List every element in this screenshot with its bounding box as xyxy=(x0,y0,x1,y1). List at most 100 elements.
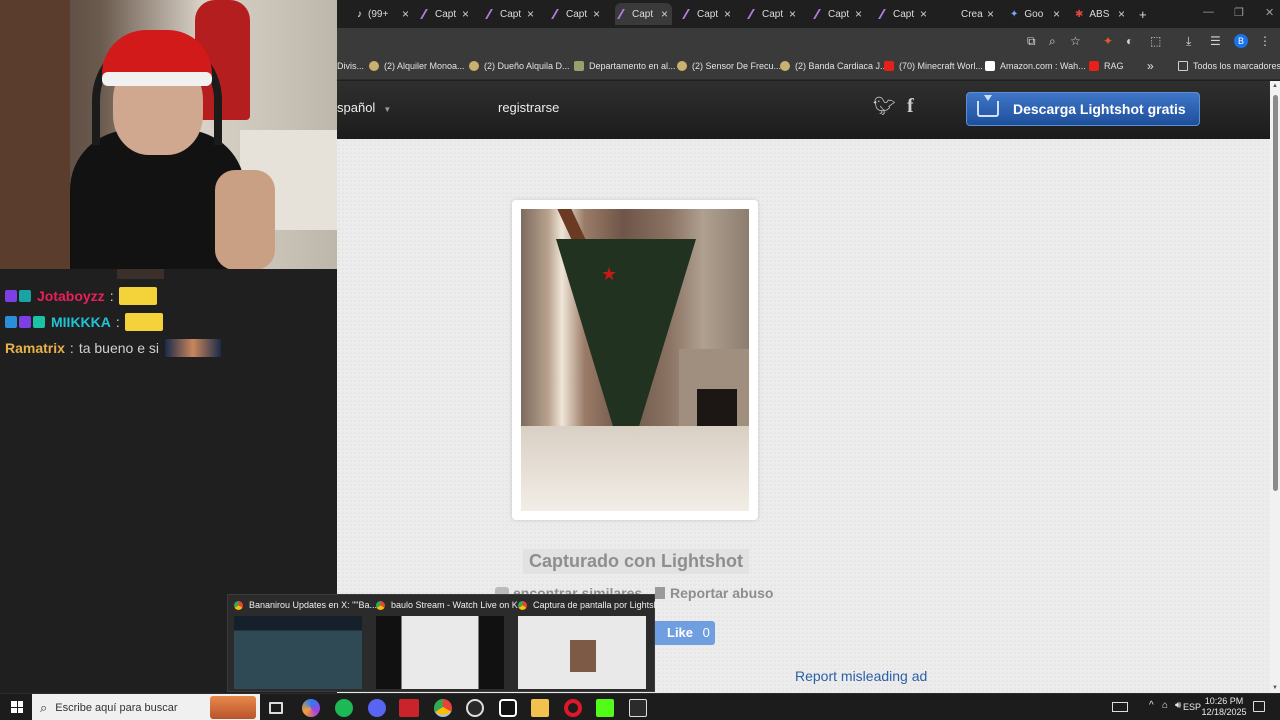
screenshot-image[interactable]: ★ xyxy=(521,209,749,511)
keyboard-icon[interactable] xyxy=(1112,702,1128,712)
new-tab-button[interactable]: + xyxy=(1139,3,1147,25)
page-scrollbar[interactable]: ▲ ▼ xyxy=(1270,81,1280,693)
kick-icon[interactable] xyxy=(596,699,614,717)
volume-icon[interactable]: 🔊︎ xyxy=(1175,700,1181,711)
window-preview[interactable]: Captura de pantalla por Lightsh... xyxy=(512,595,666,693)
task-view-icon[interactable] xyxy=(269,702,283,714)
tab-lightshot-active[interactable]: Capt × xyxy=(615,3,672,25)
close-tab-icon[interactable]: × xyxy=(402,7,409,21)
close-tab-icon[interactable]: × xyxy=(661,7,668,21)
facebook-like-button[interactable]: Like 0 xyxy=(647,621,715,645)
tab-abs[interactable]: ✱ ABS × xyxy=(1075,3,1125,25)
capcut-icon[interactable] xyxy=(499,699,517,717)
scrollbar-thumb[interactable] xyxy=(1273,95,1278,491)
like-label: Like xyxy=(667,625,694,640)
bookmark-label: Divis... xyxy=(337,61,364,71)
extension-fox-icon[interactable]: ✦ xyxy=(1103,34,1113,48)
close-tab-icon[interactable]: × xyxy=(789,7,796,21)
profile-avatar[interactable]: B xyxy=(1234,34,1248,48)
twitter-icon[interactable]: 🐦︎ xyxy=(873,96,896,117)
bookmark-item[interactable]: Divis... xyxy=(337,61,364,71)
tab-label: Capt xyxy=(762,8,784,20)
spotify-icon[interactable] xyxy=(335,699,353,717)
copilot-icon[interactable] xyxy=(302,699,320,717)
like-count: 0 xyxy=(702,625,710,640)
bookmark-item[interactable]: Departamento en al... xyxy=(574,61,676,71)
bookmarks-overflow-button[interactable]: » xyxy=(1147,59,1154,73)
restore-icon[interactable]: ❐ xyxy=(1234,6,1244,19)
tab-gemini[interactable]: ✦ Goo × xyxy=(1010,3,1060,25)
menu-icon[interactable]: ⋮ xyxy=(1259,34,1271,48)
bookmark-label: (2) Dueño Alquila D... xyxy=(484,61,570,71)
file-explorer-icon[interactable] xyxy=(531,699,549,717)
close-tab-icon[interactable]: × xyxy=(987,7,994,21)
marketplace-icon xyxy=(469,61,479,71)
chat-message: MIIKKKA : xyxy=(5,313,163,331)
obs-icon[interactable] xyxy=(466,699,484,717)
amazon-icon xyxy=(985,61,995,71)
close-tab-icon[interactable]: × xyxy=(462,7,469,21)
tab-tiktok[interactable]: ♪ (99+ × xyxy=(357,3,409,25)
taskbar-search-input[interactable]: ⌕ Escribe aquí para buscar xyxy=(32,694,260,720)
close-tab-icon[interactable]: × xyxy=(724,7,731,21)
media-control-icon[interactable]: ☰ xyxy=(1210,34,1221,48)
opera-icon[interactable] xyxy=(564,699,582,717)
close-tab-icon[interactable]: × xyxy=(855,7,862,21)
epic-games-icon[interactable] xyxy=(629,699,647,717)
bookmark-item[interactable]: (2) Banda Cardiaca J... xyxy=(780,61,888,71)
bookmark-label: RAG xyxy=(1104,61,1124,71)
all-bookmarks-folder[interactable]: Todos los marcadores xyxy=(1178,61,1280,71)
network-icon[interactable]: ⌂ xyxy=(1162,700,1168,711)
taskbar-clock[interactable]: 10:26 PM 12/18/2025 xyxy=(1197,696,1251,718)
download-button-label: Descarga Lightshot gratis xyxy=(1013,101,1186,117)
bookmark-star-icon[interactable]: ☆ xyxy=(1070,34,1081,48)
extension-icon[interactable]: ◐ xyxy=(1126,34,1133,48)
report-misleading-ad-link[interactable]: Report misleading ad xyxy=(795,668,927,684)
bookmark-item[interactable]: (70) Minecraft Worl... xyxy=(884,61,983,71)
window-preview[interactable]: Bananirou Updates en X: ""Ba... xyxy=(228,595,377,693)
close-tab-icon[interactable]: × xyxy=(593,7,600,21)
pikachu-emote-icon xyxy=(124,313,163,331)
facebook-icon[interactable]: f xyxy=(907,95,914,118)
register-link[interactable]: registrarse xyxy=(498,100,559,115)
tab-lightshot[interactable]: Capt × xyxy=(682,3,731,25)
tab-lightshot[interactable]: Capt × xyxy=(551,3,600,25)
bookmark-item[interactable]: RAG xyxy=(1089,61,1124,71)
discord-icon[interactable] xyxy=(368,699,386,717)
tab-lightshot[interactable]: Capt × xyxy=(420,3,469,25)
extensions-puzzle-icon[interactable]: ⬚ xyxy=(1150,34,1161,48)
scroll-up-icon[interactable]: ▲ xyxy=(1272,83,1278,89)
minimize-icon[interactable]: — xyxy=(1203,6,1214,18)
scroll-down-icon[interactable]: ▼ xyxy=(1272,685,1278,691)
close-tab-icon[interactable]: × xyxy=(920,7,927,21)
notifications-icon[interactable] xyxy=(1253,701,1265,712)
downloads-icon[interactable]: ⤓ xyxy=(1186,34,1191,49)
tab-lightshot[interactable]: Capt × xyxy=(485,3,534,25)
tab-lightshot[interactable]: Capt × xyxy=(747,3,796,25)
voicemeeter-icon[interactable] xyxy=(399,699,419,717)
download-lightshot-button[interactable]: Descarga Lightshot gratis xyxy=(966,92,1200,126)
language-selector[interactable]: spañol ▼ xyxy=(337,100,391,115)
chrome-icon[interactable] xyxy=(434,699,452,717)
badge-icon xyxy=(33,316,45,328)
close-window-icon[interactable]: ✕ xyxy=(1265,6,1274,19)
tab-lightshot[interactable]: Capt × xyxy=(878,3,927,25)
tab-label: Capt xyxy=(566,8,588,20)
chevron-up-icon[interactable]: ^ xyxy=(1149,700,1154,711)
tab-crea[interactable]: Crea × xyxy=(961,3,994,25)
close-tab-icon[interactable]: × xyxy=(1053,7,1060,21)
zoom-icon[interactable]: ⌕ xyxy=(1049,34,1056,49)
bookmark-item[interactable]: (2) Alquiler Monoa... xyxy=(369,61,465,71)
close-tab-icon[interactable]: × xyxy=(527,7,534,21)
download-icon xyxy=(977,95,999,117)
window-preview[interactable]: baulo Stream - Watch Live on K... xyxy=(370,595,525,693)
report-abuse-link[interactable]: Reportar abuso xyxy=(655,585,773,601)
close-tab-icon[interactable]: × xyxy=(1118,7,1125,21)
streamer-arm xyxy=(215,170,275,269)
bookmark-item[interactable]: Amazon.com : Wah... xyxy=(985,61,1086,71)
bookmark-item[interactable]: (2) Dueño Alquila D... xyxy=(469,61,570,71)
tab-lightshot[interactable]: Capt × xyxy=(813,3,862,25)
bookmark-item[interactable]: (2) Sensor De Frecu... xyxy=(677,61,781,71)
install-app-icon[interactable]: ⧉ xyxy=(1027,34,1036,49)
windows-start-icon[interactable] xyxy=(11,701,23,713)
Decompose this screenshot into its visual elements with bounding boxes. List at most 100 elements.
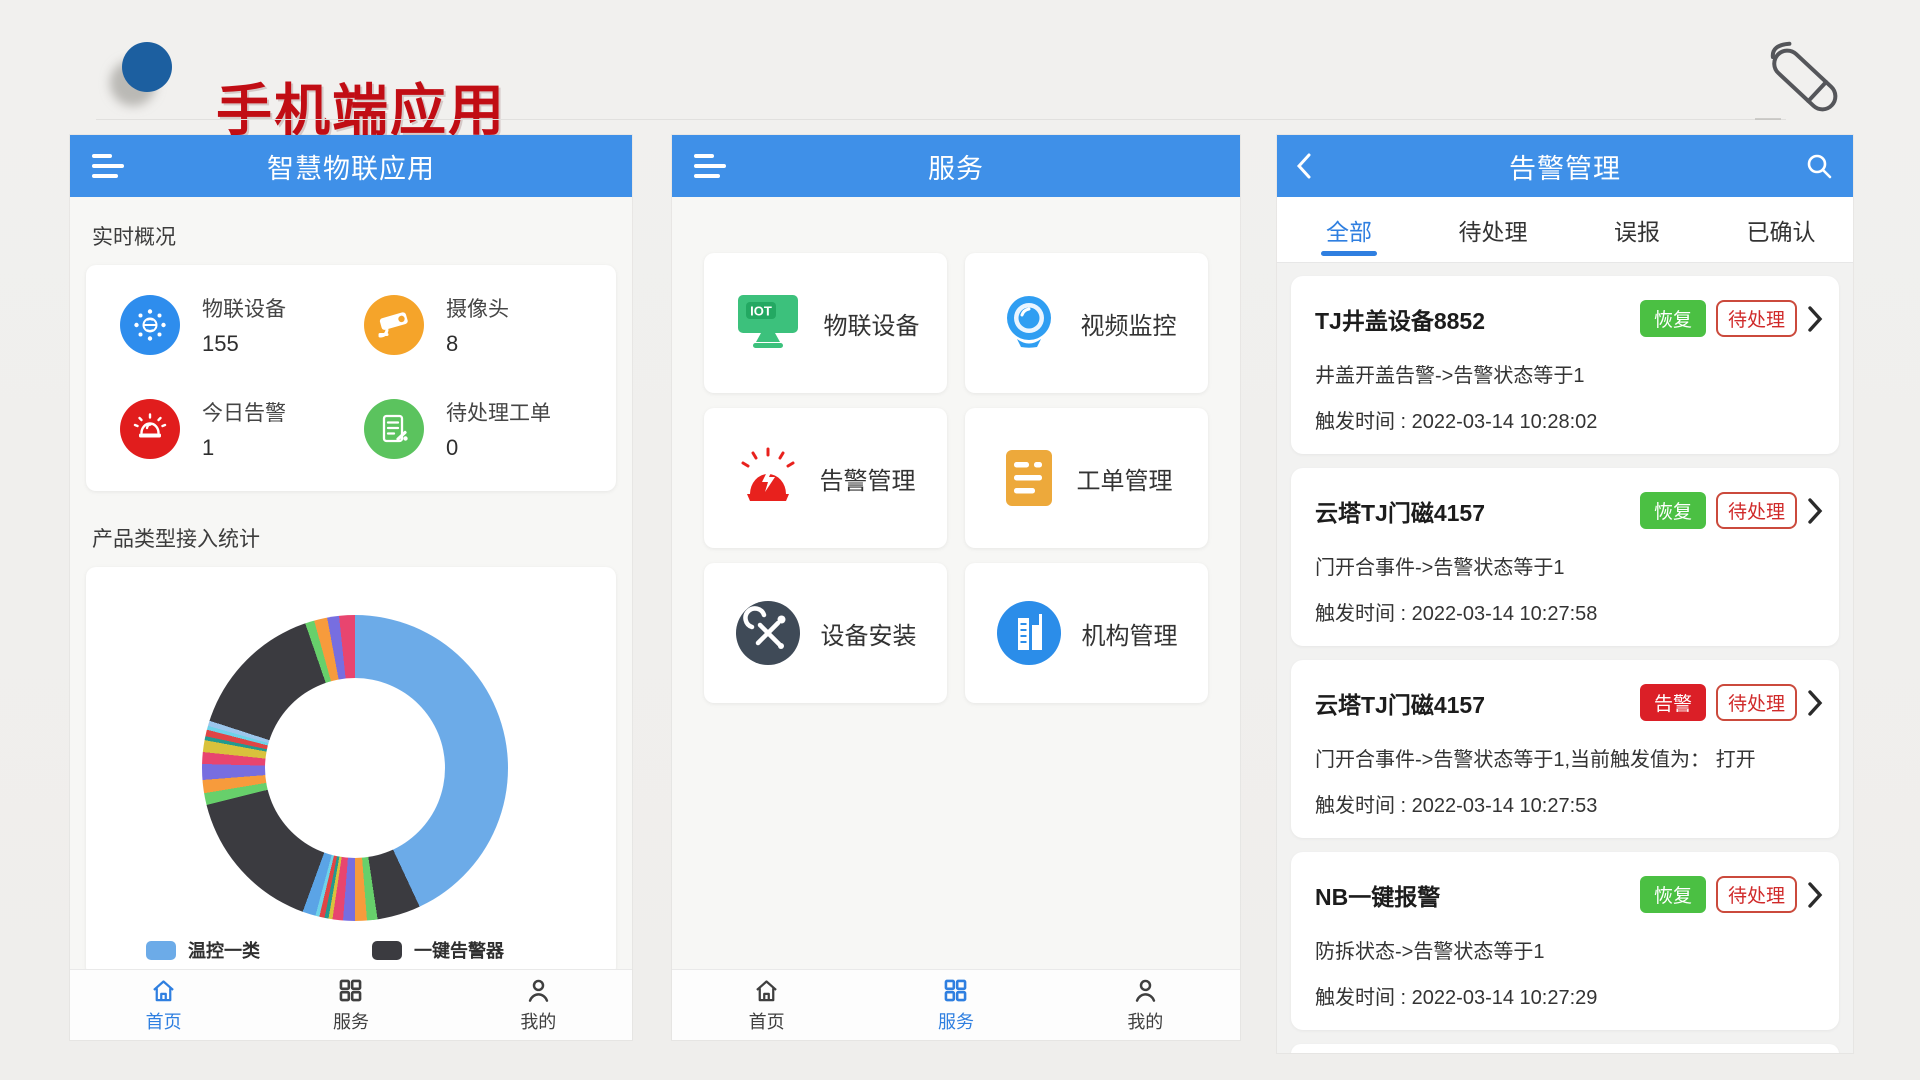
tab-pending[interactable]: 待处理: [1421, 197, 1565, 262]
stat-value: 0: [446, 435, 551, 461]
tools-icon: [735, 600, 801, 666]
donut-chart: [202, 615, 508, 921]
alarm-card[interactable]: 云塔TJ门磁4157 恢复 待处理 门开合事件->告警状态等于1 触发时间 : …: [1291, 468, 1839, 646]
alarm-description: 防拆状态->告警状态等于1: [1315, 935, 1823, 964]
person-icon: [1132, 977, 1159, 1004]
siren-icon: [120, 399, 180, 459]
app-title: 智慧物联应用: [267, 147, 435, 186]
status-badge: 告警: [1640, 684, 1706, 721]
legend-swatch: [146, 941, 176, 960]
cctv-camera-icon: [364, 295, 424, 355]
service-card-iot-devices[interactable]: IOT 物联设备: [704, 253, 947, 393]
menu-icon[interactable]: [92, 154, 124, 178]
stat-label: 今日告警: [202, 397, 286, 427]
service-grid: IOT 物联设备 视频监控: [672, 197, 1240, 703]
app-header: 智慧物联应用: [70, 135, 632, 197]
chevron-right-icon[interactable]: [1807, 497, 1823, 525]
services-grid-icon: [942, 977, 969, 1004]
stat-value: 1: [202, 435, 286, 461]
tab-false-report[interactable]: 误报: [1565, 197, 1709, 262]
service-card-video-monitoring[interactable]: 视频监控: [965, 253, 1208, 393]
alarm-title: 云塔TJ门磁4157: [1315, 494, 1485, 528]
pending-badge: 待处理: [1716, 492, 1797, 529]
service-card-alarm-management[interactable]: 告警管理: [704, 408, 947, 548]
alarm-description: 门开合事件->告警状态等于1: [1315, 551, 1823, 580]
tab-all[interactable]: 全部: [1277, 197, 1421, 262]
legend-item: 温控一类: [146, 937, 260, 963]
nav-item-home[interactable]: 首页: [70, 970, 257, 1040]
legend-label: 温控一类: [188, 937, 260, 963]
alarm-description: 井盖开盖告警->告警状态等于1: [1315, 359, 1823, 388]
alarm-title: TJ井盖设备8852: [1315, 302, 1485, 336]
slide-canvas: { "page": { "title": "手机端应用", "accent_re…: [0, 0, 1920, 1080]
chevron-right-icon[interactable]: [1807, 305, 1823, 333]
phone-screen-services: 服务 IOT 物联设备 视频监控: [672, 135, 1240, 1040]
alarm-title: NB一键报警: [1315, 878, 1440, 912]
nav-label: 我的: [1127, 1008, 1163, 1034]
stat-cameras: 摄像头 8: [364, 293, 608, 357]
search-icon: [1805, 152, 1833, 180]
status-badge: 恢复: [1640, 300, 1706, 337]
chart-section-title: 产品类型接入统计: [92, 523, 632, 553]
legend-label: 一键告警器: [414, 937, 504, 963]
stat-value: 8: [446, 331, 509, 357]
pen-icon: [1755, 34, 1855, 126]
phone-screen-alarms: 告警管理 全部 待处理 误报 已确认 TJ井盖设备8852 恢复 待处理 井盖开…: [1277, 135, 1853, 1053]
alarm-card[interactable]: NB一键报警 恢复 待处理 防拆状态->告警状态等于1 触发时间 : 2022-…: [1291, 852, 1839, 1030]
alarm-card-partial[interactable]: [1291, 1044, 1839, 1053]
chevron-right-icon[interactable]: [1807, 881, 1823, 909]
back-button[interactable]: [1295, 152, 1313, 180]
search-button[interactable]: [1805, 152, 1833, 180]
tab-confirmed[interactable]: 已确认: [1709, 197, 1853, 262]
service-label: 视频监控: [1081, 306, 1177, 341]
service-label: 告警管理: [820, 461, 916, 496]
divider-line: [96, 119, 1786, 120]
title-bullet-dot: [122, 42, 172, 92]
app-header: 告警管理: [1277, 135, 1853, 197]
pending-badge: 待处理: [1716, 300, 1797, 337]
work-order-icon: [364, 399, 424, 459]
stat-label: 摄像头: [446, 293, 509, 323]
menu-icon[interactable]: [694, 154, 726, 178]
nav-item-mine[interactable]: 我的: [445, 970, 632, 1040]
nav-label: 服务: [938, 1008, 974, 1034]
overview-section-title: 实时概况: [92, 221, 632, 251]
alarm-card[interactable]: 云塔TJ门磁4157 告警 待处理 门开合事件->告警状态等于1,当前触发值为：…: [1291, 660, 1839, 838]
app-header: 服务: [672, 135, 1240, 197]
app-title: 告警管理: [1509, 147, 1621, 186]
nav-item-services[interactable]: 服务: [257, 970, 444, 1040]
phone-screen-home: 智慧物联应用 实时概况 物联设备 155: [70, 135, 632, 1040]
alarm-tabs: 全部 待处理 误报 已确认: [1277, 197, 1853, 263]
nav-item-mine[interactable]: 我的: [1051, 970, 1240, 1040]
service-card-work-orders[interactable]: 工单管理: [965, 408, 1208, 548]
service-label: 机构管理: [1082, 616, 1178, 651]
svg-text:IOT: IOT: [750, 304, 772, 319]
services-grid-icon: [337, 977, 364, 1004]
iot-monitor-icon: IOT: [732, 292, 804, 354]
alarm-trigger-time: 触发时间 : 2022-03-14 10:27:29: [1315, 981, 1823, 1010]
work-order-doc-icon: [1001, 447, 1057, 509]
nav-label: 首页: [749, 1008, 785, 1034]
stat-label: 待处理工单: [446, 397, 551, 427]
chevron-right-icon[interactable]: [1807, 689, 1823, 717]
alarm-trigger-time: 触发时间 : 2022-03-14 10:27:53: [1315, 789, 1823, 818]
nav-item-services[interactable]: 服务: [861, 970, 1050, 1040]
alarm-trigger-time: 触发时间 : 2022-03-14 10:27:58: [1315, 597, 1823, 626]
alarm-siren-icon: [736, 446, 800, 510]
pending-badge: 待处理: [1716, 876, 1797, 913]
alarm-trigger-time: 触发时间 : 2022-03-14 10:28:02: [1315, 405, 1823, 434]
alarm-description: 门开合事件->告警状态等于1,当前触发值为： 打开: [1315, 743, 1823, 772]
product-type-chart-card: 温控一类 一键告警器: [86, 567, 616, 977]
stat-pending-orders: 待处理工单 0: [364, 397, 608, 461]
service-card-org-management[interactable]: 机构管理: [965, 563, 1208, 703]
status-badge: 恢复: [1640, 876, 1706, 913]
home-icon: [150, 977, 177, 1004]
alarm-card[interactable]: TJ井盖设备8852 恢复 待处理 井盖开盖告警->告警状态等于1 触发时间 :…: [1291, 276, 1839, 454]
service-card-device-install[interactable]: 设备安装: [704, 563, 947, 703]
chart-legend: 温控一类 一键告警器: [146, 937, 504, 963]
iot-network-icon: [120, 295, 180, 355]
service-label: 物联设备: [824, 306, 920, 341]
legend-swatch: [372, 941, 402, 960]
nav-item-home[interactable]: 首页: [672, 970, 861, 1040]
person-icon: [525, 977, 552, 1004]
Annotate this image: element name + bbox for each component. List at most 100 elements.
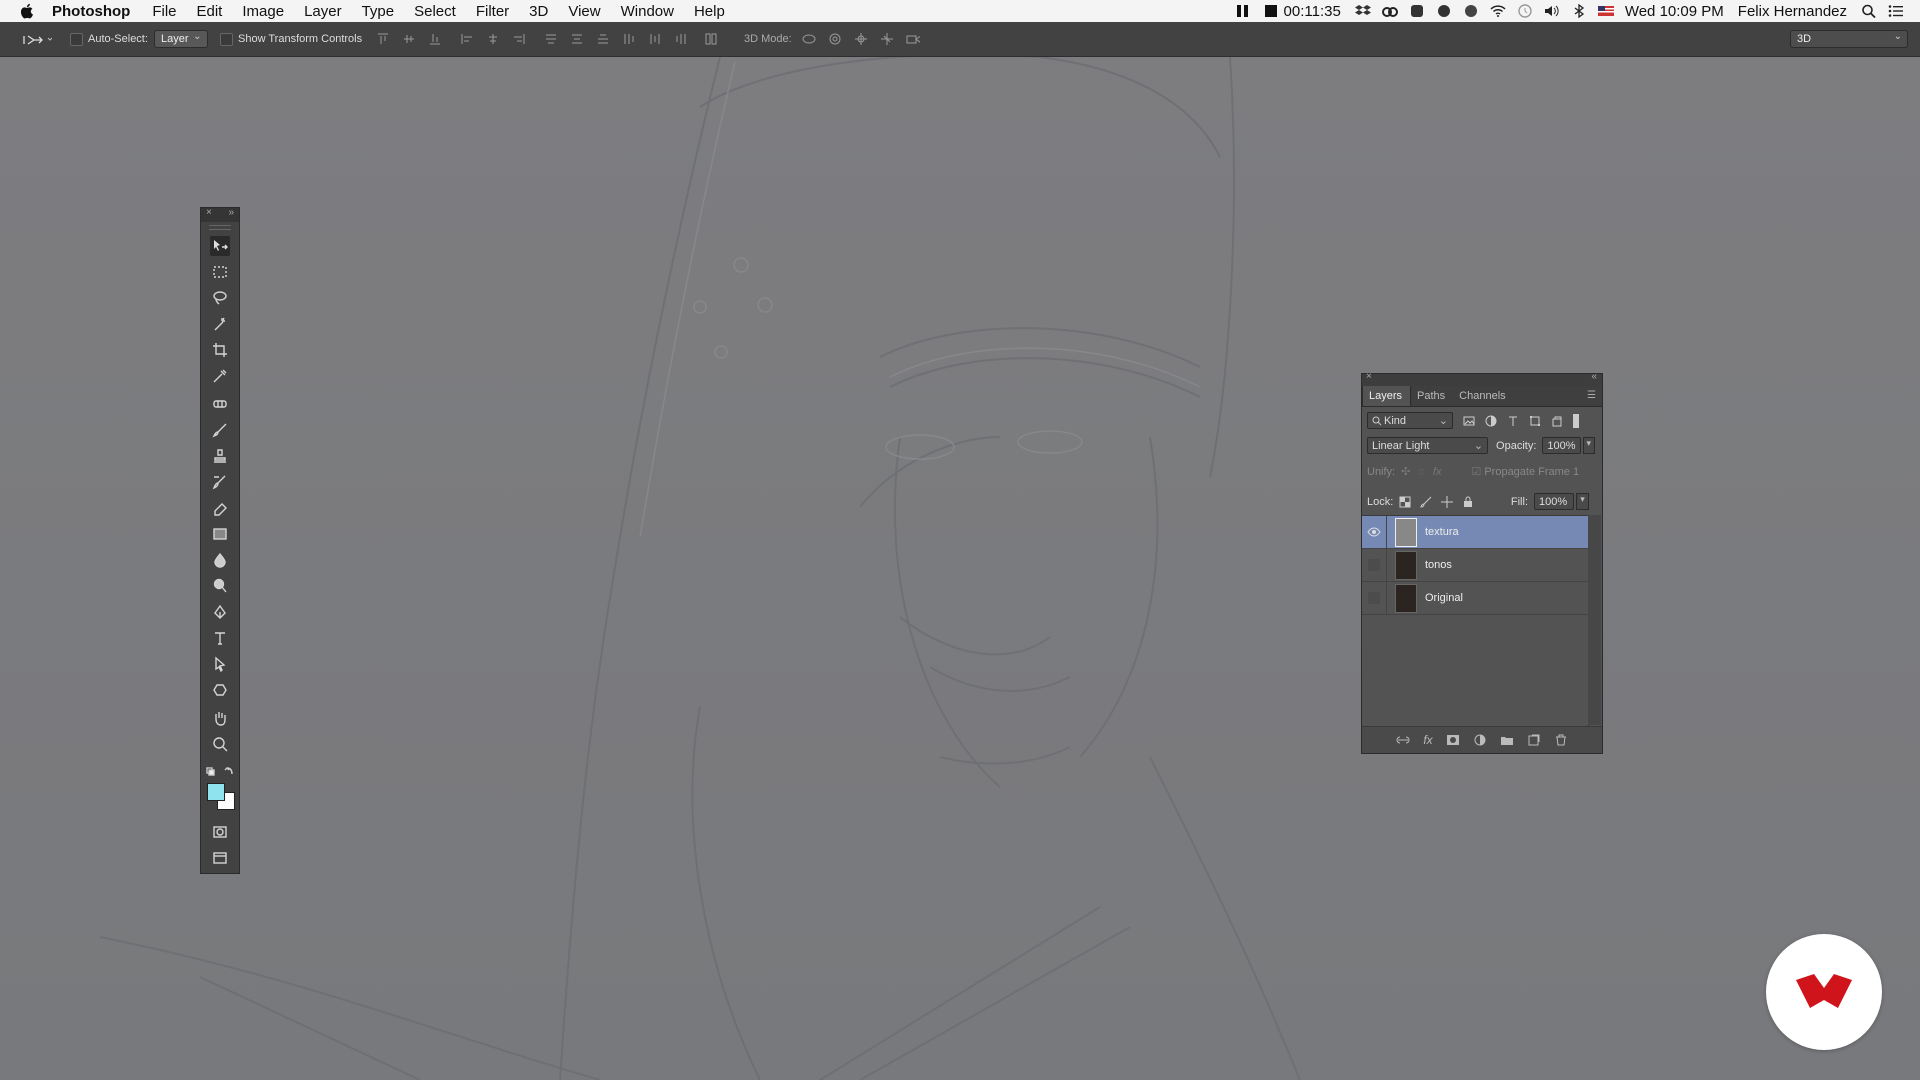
* * *
*Problem to solve*. Copy out the lines word for word, beginning at the line that has "screenshot-image[interactable]: ★ xyxy=(521,209,749,511)" and stopping after the line that has "window-preview[interactable]: Captura de".

*Exercise response*.
screenshot-image[interactable]: ★ xyxy=(521,209,749,511)
keyboard-icon[interactable] xyxy=(1112,702,1128,712)
new-tab-button[interactable]: + xyxy=(1139,3,1147,25)
page-scrollbar[interactable]: ▲ ▼ xyxy=(1270,81,1280,693)
kick-icon[interactable] xyxy=(596,699,614,717)
volume-icon[interactable]: 🔊︎ xyxy=(1175,700,1181,711)
window-preview[interactable]: Captura de pantalla por Lightsh... xyxy=(512,595,666,693)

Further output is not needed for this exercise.